▶ Written problem
Can you quote the records below in full, word for word?

Stored items from a collection
========
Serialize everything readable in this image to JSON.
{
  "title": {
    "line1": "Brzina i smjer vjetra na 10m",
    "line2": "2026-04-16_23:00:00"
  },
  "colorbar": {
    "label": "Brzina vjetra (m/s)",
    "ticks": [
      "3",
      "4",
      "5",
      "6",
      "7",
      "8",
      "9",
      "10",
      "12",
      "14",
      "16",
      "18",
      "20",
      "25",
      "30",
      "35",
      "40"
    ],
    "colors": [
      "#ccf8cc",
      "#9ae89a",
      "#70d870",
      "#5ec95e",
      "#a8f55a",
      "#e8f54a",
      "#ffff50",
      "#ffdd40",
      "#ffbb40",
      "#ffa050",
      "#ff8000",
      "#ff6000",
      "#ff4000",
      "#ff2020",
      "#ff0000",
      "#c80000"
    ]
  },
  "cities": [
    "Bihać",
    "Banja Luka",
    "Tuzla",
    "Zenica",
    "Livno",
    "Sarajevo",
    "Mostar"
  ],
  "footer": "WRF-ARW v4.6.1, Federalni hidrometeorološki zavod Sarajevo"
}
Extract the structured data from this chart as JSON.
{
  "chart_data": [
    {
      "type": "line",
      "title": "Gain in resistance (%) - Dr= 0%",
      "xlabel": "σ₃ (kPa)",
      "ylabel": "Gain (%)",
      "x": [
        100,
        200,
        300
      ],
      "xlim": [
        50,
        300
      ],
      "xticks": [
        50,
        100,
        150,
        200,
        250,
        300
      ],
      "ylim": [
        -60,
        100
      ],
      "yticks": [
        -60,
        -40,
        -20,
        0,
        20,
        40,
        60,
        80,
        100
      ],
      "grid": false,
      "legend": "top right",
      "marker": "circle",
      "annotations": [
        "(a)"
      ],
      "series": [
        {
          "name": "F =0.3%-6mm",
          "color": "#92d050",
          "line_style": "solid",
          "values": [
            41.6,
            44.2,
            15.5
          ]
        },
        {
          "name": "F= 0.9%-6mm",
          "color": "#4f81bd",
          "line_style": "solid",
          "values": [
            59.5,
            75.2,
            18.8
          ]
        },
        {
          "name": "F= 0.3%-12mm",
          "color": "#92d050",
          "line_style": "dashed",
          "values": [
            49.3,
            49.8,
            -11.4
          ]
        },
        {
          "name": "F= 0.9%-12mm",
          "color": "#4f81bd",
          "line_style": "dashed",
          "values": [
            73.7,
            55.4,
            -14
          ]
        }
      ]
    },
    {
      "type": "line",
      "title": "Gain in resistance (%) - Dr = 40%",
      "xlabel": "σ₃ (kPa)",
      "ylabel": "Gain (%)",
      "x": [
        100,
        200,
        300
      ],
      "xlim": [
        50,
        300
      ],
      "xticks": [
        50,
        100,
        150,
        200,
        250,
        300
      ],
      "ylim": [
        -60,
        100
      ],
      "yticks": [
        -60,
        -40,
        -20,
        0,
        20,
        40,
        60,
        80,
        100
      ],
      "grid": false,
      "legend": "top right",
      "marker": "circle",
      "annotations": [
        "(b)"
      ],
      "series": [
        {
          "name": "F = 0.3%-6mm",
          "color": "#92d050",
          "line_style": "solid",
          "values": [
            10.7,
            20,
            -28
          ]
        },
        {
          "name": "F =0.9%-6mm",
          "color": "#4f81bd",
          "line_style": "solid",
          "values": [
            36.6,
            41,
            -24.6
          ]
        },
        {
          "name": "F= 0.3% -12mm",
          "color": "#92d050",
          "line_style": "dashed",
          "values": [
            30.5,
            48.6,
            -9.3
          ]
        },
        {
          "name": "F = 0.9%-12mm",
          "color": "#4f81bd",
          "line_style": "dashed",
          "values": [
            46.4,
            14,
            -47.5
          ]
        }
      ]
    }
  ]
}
========
▶ Finished answer
Serialize everything readable in this image to JSON.
{
  "title": {
    "line1": "Brzina i smjer vjetra na 10m",
    "line2": "2026-04-16_23:00:00"
  },
  "colorbar": {
    "label": "Brzina vjetra (m/s)",
    "ticks": [
      "3",
      "4",
      "5",
      "6",
      "7",
      "8",
      "9",
      "10",
      "12",
      "14",
      "16",
      "18",
      "20",
      "25",
      "30",
      "35",
      "40"
    ],
    "colors": [
      "#ccf8cc",
      "#9ae89a",
      "#70d870",
      "#5ec95e",
      "#a8f55a",
      "#e8f54a",
      "#ffff50",
      "#ffdd40",
      "#ffbb40",
      "#ffa050",
      "#ff8000",
      "#ff6000",
      "#ff4000",
      "#ff2020",
      "#ff0000",
      "#c80000"
    ]
  },
  "cities": [
    "Bihać",
    "Banja Luka",
    "Tuzla",
    "Zenica",
    "Livno",
    "Sarajevo",
    "Mostar"
  ],
  "footer": "WRF-ARW v4.6.1, Federalni hidrometeorološki zavod Sarajevo"
}
Extract the structured data from this chart as JSON.
{
  "chart_data": [
    {
      "type": "line",
      "title": "Gain in resistance (%) - Dr= 0%",
      "xlabel": "σ₃ (kPa)",
      "ylabel": "Gain (%)",
      "x": [
        100,
        200,
        300
      ],
      "xlim": [
        50,
        300
      ],
      "xticks": [
        50,
        100,
        150,
        200,
        250,
        300
      ],
      "ylim": [
        -60,
        100
      ],
      "yticks": [
        -60,
        -40,
        -20,
        0,
        20,
        40,
        60,
        80,
        100
      ],
      "grid": false,
      "legend": "top right",
      "marker": "circle",
      "annotations": [
        "(a)"
      ],
      "series": [
        {
          "name": "F =0.3%-6mm",
          "color": "#92d050",
          "line_style": "solid",
          "values": [
            41.6,
            44.2,
            15.5
          ]
        },
        {
          "name": "F= 0.9%-6mm",
          "color": "#4f81bd",
          "line_style": "solid",
          "values": [
            59.5,
            75.2,
            18.8
          ]
        },
        {
          "name": "F= 0.3%-12mm",
          "color": "#92d050",
          "line_style": "dashed",
          "values": [
            49.3,
            49.8,
            -11.4
          ]
        },
        {
          "name": "F= 0.9%-12mm",
          "color": "#4f81bd",
          "line_style": "dashed",
          "values": [
            73.7,
            55.4,
            -14
          ]
        }
      ]
    },
    {
      "type": "line",
      "title": "Gain in resistance (%) - Dr = 40%",
      "xlabel": "σ₃ (kPa)",
      "ylabel": "Gain (%)",
      "x": [
        100,
        200,
        300
      ],
      "xlim": [
        50,
        300
      ],
      "xticks": [
        50,
        100,
        150,
        200,
        250,
        300
      ],
      "ylim": [
        -60,
        100
      ],
      "yticks": [
        -60,
        -40,
        -20,
        0,
        20,
        40,
        60,
        80,
        100
      ],
      "grid": false,
      "legend": "top right",
      "marker": "circle",
      "annotations": [
        "(b)"
      ],
      "series": [
        {
          "name": "F = 0.3%-6mm",
          "color": "#92d050",
          "line_style": "solid",
          "values": [
            10.7,
            20,
            -28
          ]
        },
        {
          "name": "F =0.9%-6mm",
          "color": "#4f81bd",
          "line_style": "solid",
          "values": [
            36.6,
            41,
            -24.6
          ]
        },
        {
          "name": "F= 0.3% -12mm",
          "color": "#92d050",
          "line_style": "dashed",
          "values": [
            30.5,
            48.6,
            -9.3
          ]
        },
        {
          "name": "F = 0.9%-12mm",
          "color": "#4f81bd",
          "line_style": "dashed",
          "values": [
            46.4,
            14,
            -47.5
          ]
        }
      ]
    }
  ]
}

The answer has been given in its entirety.